* Provided material
╔══

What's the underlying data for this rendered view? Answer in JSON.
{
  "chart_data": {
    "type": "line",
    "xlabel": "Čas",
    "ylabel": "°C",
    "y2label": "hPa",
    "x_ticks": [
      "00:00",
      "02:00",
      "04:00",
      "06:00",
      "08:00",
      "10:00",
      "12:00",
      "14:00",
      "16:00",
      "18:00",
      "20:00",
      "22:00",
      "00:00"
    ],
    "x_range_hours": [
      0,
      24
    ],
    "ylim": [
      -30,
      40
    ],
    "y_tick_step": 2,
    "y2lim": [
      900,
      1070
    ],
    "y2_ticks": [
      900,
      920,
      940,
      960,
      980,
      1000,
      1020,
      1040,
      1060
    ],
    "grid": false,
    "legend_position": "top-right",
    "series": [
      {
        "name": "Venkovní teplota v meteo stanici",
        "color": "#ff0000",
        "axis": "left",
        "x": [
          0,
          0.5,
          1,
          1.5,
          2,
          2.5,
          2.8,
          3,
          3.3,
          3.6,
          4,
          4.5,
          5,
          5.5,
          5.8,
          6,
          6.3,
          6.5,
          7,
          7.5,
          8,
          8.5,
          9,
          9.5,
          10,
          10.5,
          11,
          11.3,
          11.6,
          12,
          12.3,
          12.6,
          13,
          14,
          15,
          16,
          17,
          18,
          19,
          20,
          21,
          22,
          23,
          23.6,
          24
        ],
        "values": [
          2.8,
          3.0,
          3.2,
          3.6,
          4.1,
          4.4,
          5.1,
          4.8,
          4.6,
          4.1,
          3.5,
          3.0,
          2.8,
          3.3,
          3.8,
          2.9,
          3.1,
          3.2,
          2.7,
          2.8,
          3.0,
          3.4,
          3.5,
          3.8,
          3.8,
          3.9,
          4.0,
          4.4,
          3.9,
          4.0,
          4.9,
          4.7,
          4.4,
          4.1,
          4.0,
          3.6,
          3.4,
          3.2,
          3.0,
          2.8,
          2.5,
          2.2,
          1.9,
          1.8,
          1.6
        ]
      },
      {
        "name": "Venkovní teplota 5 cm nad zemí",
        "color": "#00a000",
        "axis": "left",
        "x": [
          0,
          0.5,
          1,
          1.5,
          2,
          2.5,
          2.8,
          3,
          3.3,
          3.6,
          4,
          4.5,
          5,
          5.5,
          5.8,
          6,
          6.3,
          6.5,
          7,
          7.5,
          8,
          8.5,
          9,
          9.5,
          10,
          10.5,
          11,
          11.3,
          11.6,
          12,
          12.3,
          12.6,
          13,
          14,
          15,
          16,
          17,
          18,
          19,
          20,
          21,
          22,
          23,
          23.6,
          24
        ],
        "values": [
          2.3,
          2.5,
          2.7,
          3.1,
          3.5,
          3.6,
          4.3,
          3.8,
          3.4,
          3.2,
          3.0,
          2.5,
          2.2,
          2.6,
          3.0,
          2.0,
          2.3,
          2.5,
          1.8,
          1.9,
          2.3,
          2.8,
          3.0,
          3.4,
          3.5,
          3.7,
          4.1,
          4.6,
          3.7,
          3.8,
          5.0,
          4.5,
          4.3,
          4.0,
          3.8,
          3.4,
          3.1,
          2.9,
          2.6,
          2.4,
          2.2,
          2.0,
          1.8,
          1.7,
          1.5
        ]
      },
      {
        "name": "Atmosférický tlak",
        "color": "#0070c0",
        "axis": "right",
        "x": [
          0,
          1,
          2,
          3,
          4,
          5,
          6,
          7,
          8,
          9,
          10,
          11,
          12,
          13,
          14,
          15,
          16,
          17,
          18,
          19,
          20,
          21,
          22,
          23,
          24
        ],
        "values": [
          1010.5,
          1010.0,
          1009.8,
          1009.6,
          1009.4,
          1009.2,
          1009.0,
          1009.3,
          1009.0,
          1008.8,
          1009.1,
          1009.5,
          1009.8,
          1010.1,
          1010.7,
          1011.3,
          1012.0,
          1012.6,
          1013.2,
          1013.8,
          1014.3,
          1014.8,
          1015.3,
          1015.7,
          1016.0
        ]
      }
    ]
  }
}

╚══

* Task to complete
Reproduce the data in full, exactly as presented.

* Solution for this exercise
What's the underlying data for this rendered view? Answer in JSON.
{
  "chart_data": {
    "type": "line",
    "xlabel": "Čas",
    "ylabel": "°C",
    "y2label": "hPa",
    "x_ticks": [
      "00:00",
      "02:00",
      "04:00",
      "06:00",
      "08:00",
      "10:00",
      "12:00",
      "14:00",
      "16:00",
      "18:00",
      "20:00",
      "22:00",
      "00:00"
    ],
    "x_range_hours": [
      0,
      24
    ],
    "ylim": [
      -30,
      40
    ],
    "y_tick_step": 2,
    "y2lim": [
      900,
      1070
    ],
    "y2_ticks": [
      900,
      920,
      940,
      960,
      980,
      1000,
      1020,
      1040,
      1060
    ],
    "grid": false,
    "legend_position": "top-right",
    "series": [
      {
        "name": "Venkovní teplota v meteo stanici",
        "color": "#ff0000",
        "axis": "left",
        "x": [
          0,
          0.5,
          1,
          1.5,
          2,
          2.5,
          2.8,
          3,
          3.3,
          3.6,
          4,
          4.5,
          5,
          5.5,
          5.8,
          6,
          6.3,
          6.5,
          7,
          7.5,
          8,
          8.5,
          9,
          9.5,
          10,
          10.5,
          11,
          11.3,
          11.6,
          12,
          12.3,
          12.6,
          13,
          14,
          15,
          16,
          17,
          18,
          19,
          20,
          21,
          22,
          23,
          23.6,
          24
        ],
        "values": [
          2.8,
          3.0,
          3.2,
          3.6,
          4.1,
          4.4,
          5.1,
          4.8,
          4.6,
          4.1,
          3.5,
          3.0,
          2.8,
          3.3,
          3.8,
          2.9,
          3.1,
          3.2,
          2.7,
          2.8,
          3.0,
          3.4,
          3.5,
          3.8,
          3.8,
          3.9,
          4.0,
          4.4,
          3.9,
          4.0,
          4.9,
          4.7,
          4.4,
          4.1,
          4.0,
          3.6,
          3.4,
          3.2,
          3.0,
          2.8,
          2.5,
          2.2,
          1.9,
          1.8,
          1.6
        ]
      },
      {
        "name": "Venkovní teplota 5 cm nad zemí",
        "color": "#00a000",
        "axis": "left",
        "x": [
          0,
          0.5,
          1,
          1.5,
          2,
          2.5,
          2.8,
          3,
          3.3,
          3.6,
          4,
          4.5,
          5,
          5.5,
          5.8,
          6,
          6.3,
          6.5,
          7,
          7.5,
          8,
          8.5,
          9,
          9.5,
          10,
          10.5,
          11,
          11.3,
          11.6,
          12,
          12.3,
          12.6,
          13,
          14,
          15,
          16,
          17,
          18,
          19,
          20,
          21,
          22,
          23,
          23.6,
          24
        ],
        "values": [
          2.3,
          2.5,
          2.7,
          3.1,
          3.5,
          3.6,
          4.3,
          3.8,
          3.4,
          3.2,
          3.0,
          2.5,
          2.2,
          2.6,
          3.0,
          2.0,
          2.3,
          2.5,
          1.8,
          1.9,
          2.3,
          2.8,
          3.0,
          3.4,
          3.5,
          3.7,
          4.1,
          4.6,
          3.7,
          3.8,
          5.0,
          4.5,
          4.3,
          4.0,
          3.8,
          3.4,
          3.1,
          2.9,
          2.6,
          2.4,
          2.2,
          2.0,
          1.8,
          1.7,
          1.5
        ]
      },
      {
        "name": "Atmosférický tlak",
        "color": "#0070c0",
        "axis": "right",
        "x": [
          0,
          1,
          2,
          3,
          4,
          5,
          6,
          7,
          8,
          9,
          10,
          11,
          12,
          13,
          14,
          15,
          16,
          17,
          18,
          19,
          20,
          21,
          22,
          23,
          24
        ],
        "values": [
          1010.5,
          1010.0,
          1009.8,
          1009.6,
          1009.4,
          1009.2,
          1009.0,
          1009.3,
          1009.0,
          1008.8,
          1009.1,
          1009.5,
          1009.8,
          1010.1,
          1010.7,
          1011.3,
          1012.0,
          1012.6,
          1013.2,
          1013.8,
          1014.3,
          1014.8,
          1015.3,
          1015.7,
          1016.0
        ]
      }
    ]
  }
}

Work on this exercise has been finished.